Reproduce every entry in the listing without alteration.

(Records that describe figures)
begin
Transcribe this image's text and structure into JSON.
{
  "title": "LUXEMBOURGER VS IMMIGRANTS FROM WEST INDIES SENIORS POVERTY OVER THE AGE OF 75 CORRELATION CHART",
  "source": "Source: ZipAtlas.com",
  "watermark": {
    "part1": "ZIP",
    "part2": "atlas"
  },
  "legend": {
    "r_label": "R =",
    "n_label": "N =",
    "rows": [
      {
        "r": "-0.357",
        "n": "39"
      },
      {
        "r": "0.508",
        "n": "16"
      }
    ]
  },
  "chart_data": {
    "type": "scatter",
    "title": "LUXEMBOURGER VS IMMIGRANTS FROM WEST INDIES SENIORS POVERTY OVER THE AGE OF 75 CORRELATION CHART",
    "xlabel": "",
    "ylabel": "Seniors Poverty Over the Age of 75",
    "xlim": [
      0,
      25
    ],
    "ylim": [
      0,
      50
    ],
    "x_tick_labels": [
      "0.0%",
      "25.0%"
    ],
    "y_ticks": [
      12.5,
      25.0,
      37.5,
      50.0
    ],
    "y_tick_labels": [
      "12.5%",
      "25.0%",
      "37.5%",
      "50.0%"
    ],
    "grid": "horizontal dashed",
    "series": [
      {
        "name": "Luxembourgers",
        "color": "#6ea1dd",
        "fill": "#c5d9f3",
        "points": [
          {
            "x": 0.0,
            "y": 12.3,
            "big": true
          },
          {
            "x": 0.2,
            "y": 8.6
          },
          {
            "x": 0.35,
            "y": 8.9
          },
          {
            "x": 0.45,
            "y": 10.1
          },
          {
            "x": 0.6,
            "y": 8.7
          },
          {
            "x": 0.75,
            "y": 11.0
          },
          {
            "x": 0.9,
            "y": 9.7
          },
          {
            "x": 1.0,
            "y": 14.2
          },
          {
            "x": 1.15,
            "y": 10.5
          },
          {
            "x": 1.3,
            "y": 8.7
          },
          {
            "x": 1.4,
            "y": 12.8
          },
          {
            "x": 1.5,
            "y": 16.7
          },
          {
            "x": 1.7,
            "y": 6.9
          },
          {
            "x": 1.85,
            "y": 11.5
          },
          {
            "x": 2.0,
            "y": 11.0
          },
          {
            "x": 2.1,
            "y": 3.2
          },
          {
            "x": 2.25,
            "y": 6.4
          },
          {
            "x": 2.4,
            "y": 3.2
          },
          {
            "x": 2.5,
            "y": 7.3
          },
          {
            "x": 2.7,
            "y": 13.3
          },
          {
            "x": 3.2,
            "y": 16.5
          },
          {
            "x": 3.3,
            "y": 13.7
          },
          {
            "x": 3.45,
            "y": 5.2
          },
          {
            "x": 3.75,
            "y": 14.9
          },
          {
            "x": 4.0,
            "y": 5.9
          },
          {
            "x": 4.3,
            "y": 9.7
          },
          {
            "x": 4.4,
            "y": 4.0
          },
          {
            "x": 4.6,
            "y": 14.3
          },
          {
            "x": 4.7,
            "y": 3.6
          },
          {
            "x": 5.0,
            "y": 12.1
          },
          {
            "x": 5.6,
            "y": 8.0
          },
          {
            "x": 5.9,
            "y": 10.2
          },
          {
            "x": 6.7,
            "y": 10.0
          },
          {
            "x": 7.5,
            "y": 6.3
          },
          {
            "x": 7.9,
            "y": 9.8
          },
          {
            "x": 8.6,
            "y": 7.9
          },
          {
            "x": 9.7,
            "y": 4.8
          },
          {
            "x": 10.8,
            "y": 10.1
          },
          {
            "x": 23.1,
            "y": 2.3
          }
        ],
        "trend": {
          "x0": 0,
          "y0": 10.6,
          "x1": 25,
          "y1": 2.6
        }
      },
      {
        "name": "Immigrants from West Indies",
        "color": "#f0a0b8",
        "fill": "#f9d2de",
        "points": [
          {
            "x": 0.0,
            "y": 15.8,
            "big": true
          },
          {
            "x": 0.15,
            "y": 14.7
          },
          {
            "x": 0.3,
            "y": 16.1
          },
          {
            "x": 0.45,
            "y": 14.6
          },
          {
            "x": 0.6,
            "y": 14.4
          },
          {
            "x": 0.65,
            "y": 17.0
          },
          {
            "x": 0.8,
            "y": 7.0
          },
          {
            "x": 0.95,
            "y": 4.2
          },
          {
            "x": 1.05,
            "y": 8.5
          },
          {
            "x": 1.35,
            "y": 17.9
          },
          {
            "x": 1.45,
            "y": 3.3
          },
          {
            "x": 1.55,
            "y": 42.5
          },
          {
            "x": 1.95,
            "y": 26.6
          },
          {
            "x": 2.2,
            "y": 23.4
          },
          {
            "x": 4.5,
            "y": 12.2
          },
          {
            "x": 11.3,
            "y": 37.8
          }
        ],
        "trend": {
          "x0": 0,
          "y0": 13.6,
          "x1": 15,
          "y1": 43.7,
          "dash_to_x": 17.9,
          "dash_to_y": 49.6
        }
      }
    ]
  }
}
end
*The completed task*.
Transcribe this image's text and structure into JSON.
{
  "title": "LUXEMBOURGER VS IMMIGRANTS FROM WEST INDIES SENIORS POVERTY OVER THE AGE OF 75 CORRELATION CHART",
  "source": "Source: ZipAtlas.com",
  "watermark": {
    "part1": "ZIP",
    "part2": "atlas"
  },
  "legend": {
    "r_label": "R =",
    "n_label": "N =",
    "rows": [
      {
        "r": "-0.357",
        "n": "39"
      },
      {
        "r": "0.508",
        "n": "16"
      }
    ]
  },
  "chart_data": {
    "type": "scatter",
    "title": "LUXEMBOURGER VS IMMIGRANTS FROM WEST INDIES SENIORS POVERTY OVER THE AGE OF 75 CORRELATION CHART",
    "xlabel": "",
    "ylabel": "Seniors Poverty Over the Age of 75",
    "xlim": [
      0,
      25
    ],
    "ylim": [
      0,
      50
    ],
    "x_tick_labels": [
      "0.0%",
      "25.0%"
    ],
    "y_ticks": [
      12.5,
      25.0,
      37.5,
      50.0
    ],
    "y_tick_labels": [
      "12.5%",
      "25.0%",
      "37.5%",
      "50.0%"
    ],
    "grid": "horizontal dashed",
    "series": [
      {
        "name": "Luxembourgers",
        "color": "#6ea1dd",
        "fill": "#c5d9f3",
        "points": [
          {
            "x": 0.0,
            "y": 12.3,
            "big": true
          },
          {
            "x": 0.2,
            "y": 8.6
          },
          {
            "x": 0.35,
            "y": 8.9
          },
          {
            "x": 0.45,
            "y": 10.1
          },
          {
            "x": 0.6,
            "y": 8.7
          },
          {
            "x": 0.75,
            "y": 11.0
          },
          {
            "x": 0.9,
            "y": 9.7
          },
          {
            "x": 1.0,
            "y": 14.2
          },
          {
            "x": 1.15,
            "y": 10.5
          },
          {
            "x": 1.3,
            "y": 8.7
          },
          {
            "x": 1.4,
            "y": 12.8
          },
          {
            "x": 1.5,
            "y": 16.7
          },
          {
            "x": 1.7,
            "y": 6.9
          },
          {
            "x": 1.85,
            "y": 11.5
          },
          {
            "x": 2.0,
            "y": 11.0
          },
          {
            "x": 2.1,
            "y": 3.2
          },
          {
            "x": 2.25,
            "y": 6.4
          },
          {
            "x": 2.4,
            "y": 3.2
          },
          {
            "x": 2.5,
            "y": 7.3
          },
          {
            "x": 2.7,
            "y": 13.3
          },
          {
            "x": 3.2,
            "y": 16.5
          },
          {
            "x": 3.3,
            "y": 13.7
          },
          {
            "x": 3.45,
            "y": 5.2
          },
          {
            "x": 3.75,
            "y": 14.9
          },
          {
            "x": 4.0,
            "y": 5.9
          },
          {
            "x": 4.3,
            "y": 9.7
          },
          {
            "x": 4.4,
            "y": 4.0
          },
          {
            "x": 4.6,
            "y": 14.3
          },
          {
            "x": 4.7,
            "y": 3.6
          },
          {
            "x": 5.0,
            "y": 12.1
          },
          {
            "x": 5.6,
            "y": 8.0
          },
          {
            "x": 5.9,
            "y": 10.2
          },
          {
            "x": 6.7,
            "y": 10.0
          },
          {
            "x": 7.5,
            "y": 6.3
          },
          {
            "x": 7.9,
            "y": 9.8
          },
          {
            "x": 8.6,
            "y": 7.9
          },
          {
            "x": 9.7,
            "y": 4.8
          },
          {
            "x": 10.8,
            "y": 10.1
          },
          {
            "x": 23.1,
            "y": 2.3
          }
        ],
        "trend": {
          "x0": 0,
          "y0": 10.6,
          "x1": 25,
          "y1": 2.6
        }
      },
      {
        "name": "Immigrants from West Indies",
        "color": "#f0a0b8",
        "fill": "#f9d2de",
        "points": [
          {
            "x": 0.0,
            "y": 15.8,
            "big": true
          },
          {
            "x": 0.15,
            "y": 14.7
          },
          {
            "x": 0.3,
            "y": 16.1
          },
          {
            "x": 0.45,
            "y": 14.6
          },
          {
            "x": 0.6,
            "y": 14.4
          },
          {
            "x": 0.65,
            "y": 17.0
          },
          {
            "x": 0.8,
            "y": 7.0
          },
          {
            "x": 0.95,
            "y": 4.2
          },
          {
            "x": 1.05,
            "y": 8.5
          },
          {
            "x": 1.35,
            "y": 17.9
          },
          {
            "x": 1.45,
            "y": 3.3
          },
          {
            "x": 1.55,
            "y": 42.5
          },
          {
            "x": 1.95,
            "y": 26.6
          },
          {
            "x": 2.2,
            "y": 23.4
          },
          {
            "x": 4.5,
            "y": 12.2
          },
          {
            "x": 11.3,
            "y": 37.8
          }
        ],
        "trend": {
          "x0": 0,
          "y0": 13.6,
          "x1": 15,
          "y1": 43.7,
          "dash_to_x": 17.9,
          "dash_to_y": 49.6
        }
      }
    ]
  }
}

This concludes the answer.